-- THE REQUEST --
Reproduce all records exactly.

-- DATA PROVIDED --
********
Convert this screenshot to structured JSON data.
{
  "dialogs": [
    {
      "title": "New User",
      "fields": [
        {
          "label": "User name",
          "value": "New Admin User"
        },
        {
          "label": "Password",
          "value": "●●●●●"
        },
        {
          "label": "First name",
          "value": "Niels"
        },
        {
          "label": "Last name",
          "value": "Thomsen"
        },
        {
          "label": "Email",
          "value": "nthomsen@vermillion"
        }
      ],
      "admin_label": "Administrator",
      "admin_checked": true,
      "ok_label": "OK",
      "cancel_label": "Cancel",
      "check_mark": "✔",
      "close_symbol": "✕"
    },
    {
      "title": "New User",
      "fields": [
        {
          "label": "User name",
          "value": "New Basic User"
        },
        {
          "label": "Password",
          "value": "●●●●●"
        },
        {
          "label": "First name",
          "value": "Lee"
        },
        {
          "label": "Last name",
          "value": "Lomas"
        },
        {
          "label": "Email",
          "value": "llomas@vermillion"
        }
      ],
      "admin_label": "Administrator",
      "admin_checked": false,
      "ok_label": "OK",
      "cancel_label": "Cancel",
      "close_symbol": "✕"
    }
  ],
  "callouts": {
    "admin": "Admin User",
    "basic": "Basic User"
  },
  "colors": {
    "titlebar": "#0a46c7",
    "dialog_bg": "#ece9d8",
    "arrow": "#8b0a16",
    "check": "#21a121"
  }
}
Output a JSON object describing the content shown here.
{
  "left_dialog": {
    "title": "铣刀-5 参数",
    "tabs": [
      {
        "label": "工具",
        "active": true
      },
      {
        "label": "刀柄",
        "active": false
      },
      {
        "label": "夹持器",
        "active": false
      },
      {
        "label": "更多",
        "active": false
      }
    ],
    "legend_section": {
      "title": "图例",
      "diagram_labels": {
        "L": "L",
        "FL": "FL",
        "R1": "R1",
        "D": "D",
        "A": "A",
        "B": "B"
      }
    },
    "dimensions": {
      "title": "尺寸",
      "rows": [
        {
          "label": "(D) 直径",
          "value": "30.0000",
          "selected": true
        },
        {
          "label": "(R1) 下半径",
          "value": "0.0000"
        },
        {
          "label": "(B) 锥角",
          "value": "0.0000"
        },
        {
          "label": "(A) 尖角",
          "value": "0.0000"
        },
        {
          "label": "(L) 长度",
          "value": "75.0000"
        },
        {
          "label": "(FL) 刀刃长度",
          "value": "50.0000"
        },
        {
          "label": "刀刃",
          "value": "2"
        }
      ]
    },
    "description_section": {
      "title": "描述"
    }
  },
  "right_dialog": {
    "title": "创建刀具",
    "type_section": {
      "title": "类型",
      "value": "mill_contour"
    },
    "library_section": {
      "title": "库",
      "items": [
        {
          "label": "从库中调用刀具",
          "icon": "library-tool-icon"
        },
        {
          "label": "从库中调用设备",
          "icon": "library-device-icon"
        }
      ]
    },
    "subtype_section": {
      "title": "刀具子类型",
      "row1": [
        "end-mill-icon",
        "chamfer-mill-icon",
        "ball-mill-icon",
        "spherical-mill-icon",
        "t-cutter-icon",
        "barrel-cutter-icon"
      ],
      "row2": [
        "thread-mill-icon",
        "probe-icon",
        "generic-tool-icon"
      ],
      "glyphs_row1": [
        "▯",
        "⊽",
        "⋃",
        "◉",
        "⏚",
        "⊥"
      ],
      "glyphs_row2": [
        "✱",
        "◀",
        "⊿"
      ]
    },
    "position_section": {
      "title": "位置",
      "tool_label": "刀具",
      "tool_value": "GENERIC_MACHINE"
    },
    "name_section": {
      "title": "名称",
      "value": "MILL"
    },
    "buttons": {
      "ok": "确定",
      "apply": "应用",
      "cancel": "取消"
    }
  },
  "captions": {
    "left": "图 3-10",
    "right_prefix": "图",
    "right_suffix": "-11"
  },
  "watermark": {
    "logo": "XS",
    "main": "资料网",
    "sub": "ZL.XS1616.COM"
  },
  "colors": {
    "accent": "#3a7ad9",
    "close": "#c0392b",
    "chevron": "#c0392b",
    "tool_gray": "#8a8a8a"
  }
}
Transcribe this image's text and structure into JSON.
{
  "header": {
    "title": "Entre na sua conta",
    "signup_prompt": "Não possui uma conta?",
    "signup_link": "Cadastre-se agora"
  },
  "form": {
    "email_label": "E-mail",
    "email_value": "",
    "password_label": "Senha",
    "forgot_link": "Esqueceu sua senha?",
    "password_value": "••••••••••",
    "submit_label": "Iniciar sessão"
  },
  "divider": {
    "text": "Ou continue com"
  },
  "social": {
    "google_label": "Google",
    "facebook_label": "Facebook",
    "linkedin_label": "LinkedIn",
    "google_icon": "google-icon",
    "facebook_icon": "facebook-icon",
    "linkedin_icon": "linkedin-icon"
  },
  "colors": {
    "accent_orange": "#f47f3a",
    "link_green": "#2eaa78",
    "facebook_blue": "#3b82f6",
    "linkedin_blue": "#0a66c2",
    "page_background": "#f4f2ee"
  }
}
********
-- REPLY TO THE EXERCISE --
Convert this screenshot to structured JSON data.
{
  "dialogs": [
    {
      "title": "New User",
      "fields": [
        {
          "label": "User name",
          "value": "New Admin User"
        },
        {
          "label": "Password",
          "value": "●●●●●"
        },
        {
          "label": "First name",
          "value": "Niels"
        },
        {
          "label": "Last name",
          "value": "Thomsen"
        },
        {
          "label": "Email",
          "value": "nthomsen@vermillion"
        }
      ],
      "admin_label": "Administrator",
      "admin_checked": true,
      "ok_label": "OK",
      "cancel_label": "Cancel",
      "check_mark": "✔",
      "close_symbol": "✕"
    },
    {
      "title": "New User",
      "fields": [
        {
          "label": "User name",
          "value": "New Basic User"
        },
        {
          "label": "Password",
          "value": "●●●●●"
        },
        {
          "label": "First name",
          "value": "Lee"
        },
        {
          "label": "Last name",
          "value": "Lomas"
        },
        {
          "label": "Email",
          "value": "llomas@vermillion"
        }
      ],
      "admin_label": "Administrator",
      "admin_checked": false,
      "ok_label": "OK",
      "cancel_label": "Cancel",
      "close_symbol": "✕"
    }
  ],
  "callouts": {
    "admin": "Admin User",
    "basic": "Basic User"
  },
  "colors": {
    "titlebar": "#0a46c7",
    "dialog_bg": "#ece9d8",
    "arrow": "#8b0a16",
    "check": "#21a121"
  }
}
Output a JSON object describing the content shown here.
{
  "left_dialog": {
    "title": "铣刀-5 参数",
    "tabs": [
      {
        "label": "工具",
        "active": true
      },
      {
        "label": "刀柄",
        "active": false
      },
      {
        "label": "夹持器",
        "active": false
      },
      {
        "label": "更多",
        "active": false
      }
    ],
    "legend_section": {
      "title": "图例",
      "diagram_labels": {
        "L": "L",
        "FL": "FL",
        "R1": "R1",
        "D": "D",
        "A": "A",
        "B": "B"
      }
    },
    "dimensions": {
      "title": "尺寸",
      "rows": [
        {
          "label": "(D) 直径",
          "value": "30.0000",
          "selected": true
        },
        {
          "label": "(R1) 下半径",
          "value": "0.0000"
        },
        {
          "label": "(B) 锥角",
          "value": "0.0000"
        },
        {
          "label": "(A) 尖角",
          "value": "0.0000"
        },
        {
          "label": "(L) 长度",
          "value": "75.0000"
        },
        {
          "label": "(FL) 刀刃长度",
          "value": "50.0000"
        },
        {
          "label": "刀刃",
          "value": "2"
        }
      ]
    },
    "description_section": {
      "title": "描述"
    }
  },
  "right_dialog": {
    "title": "创建刀具",
    "type_section": {
      "title": "类型",
      "value": "mill_contour"
    },
    "library_section": {
      "title": "库",
      "items": [
        {
          "label": "从库中调用刀具",
          "icon": "library-tool-icon"
        },
        {
          "label": "从库中调用设备",
          "icon": "library-device-icon"
        }
      ]
    },
    "subtype_section": {
      "title": "刀具子类型",
      "row1": [
        "end-mill-icon",
        "chamfer-mill-icon",
        "ball-mill-icon",
        "spherical-mill-icon",
        "t-cutter-icon",
        "barrel-cutter-icon"
      ],
      "row2": [
        "thread-mill-icon",
        "probe-icon",
        "generic-tool-icon"
      ],
      "glyphs_row1": [
        "▯",
        "⊽",
        "⋃",
        "◉",
        "⏚",
        "⊥"
      ],
      "glyphs_row2": [
        "✱",
        "◀",
        "⊿"
      ]
    },
    "position_section": {
      "title": "位置",
      "tool_label": "刀具",
      "tool_value": "GENERIC_MACHINE"
    },
    "name_section": {
      "title": "名称",
      "value": "MILL"
    },
    "buttons": {
      "ok": "确定",
      "apply": "应用",
      "cancel": "取消"
    }
  },
  "captions": {
    "left": "图 3-10",
    "right_prefix": "图",
    "right_suffix": "-11"
  },
  "watermark": {
    "logo": "XS",
    "main": "资料网",
    "sub": "ZL.XS1616.COM"
  },
  "colors": {
    "accent": "#3a7ad9",
    "close": "#c0392b",
    "chevron": "#c0392b",
    "tool_gray": "#8a8a8a"
  }
}
Transcribe this image's text and structure into JSON.
{
  "header": {
    "title": "Entre na sua conta",
    "signup_prompt": "Não possui uma conta?",
    "signup_link": "Cadastre-se agora"
  },
  "form": {
    "email_label": "E-mail",
    "email_value": "",
    "password_label": "Senha",
    "forgot_link": "Esqueceu sua senha?",
    "password_value": "••••••••••",
    "submit_label": "Iniciar sessão"
  },
  "divider": {
    "text": "Ou continue com"
  },
  "social": {
    "google_label": "Google",
    "facebook_label": "Facebook",
    "linkedin_label": "LinkedIn",
    "google_icon": "google-icon",
    "facebook_icon": "facebook-icon",
    "linkedin_icon": "linkedin-icon"
  },
  "colors": {
    "accent_orange": "#f47f3a",
    "link_green": "#2eaa78",
    "facebook_blue": "#3b82f6",
    "linkedin_blue": "#0a66c2",
    "page_background": "#f4f2ee"
  }
}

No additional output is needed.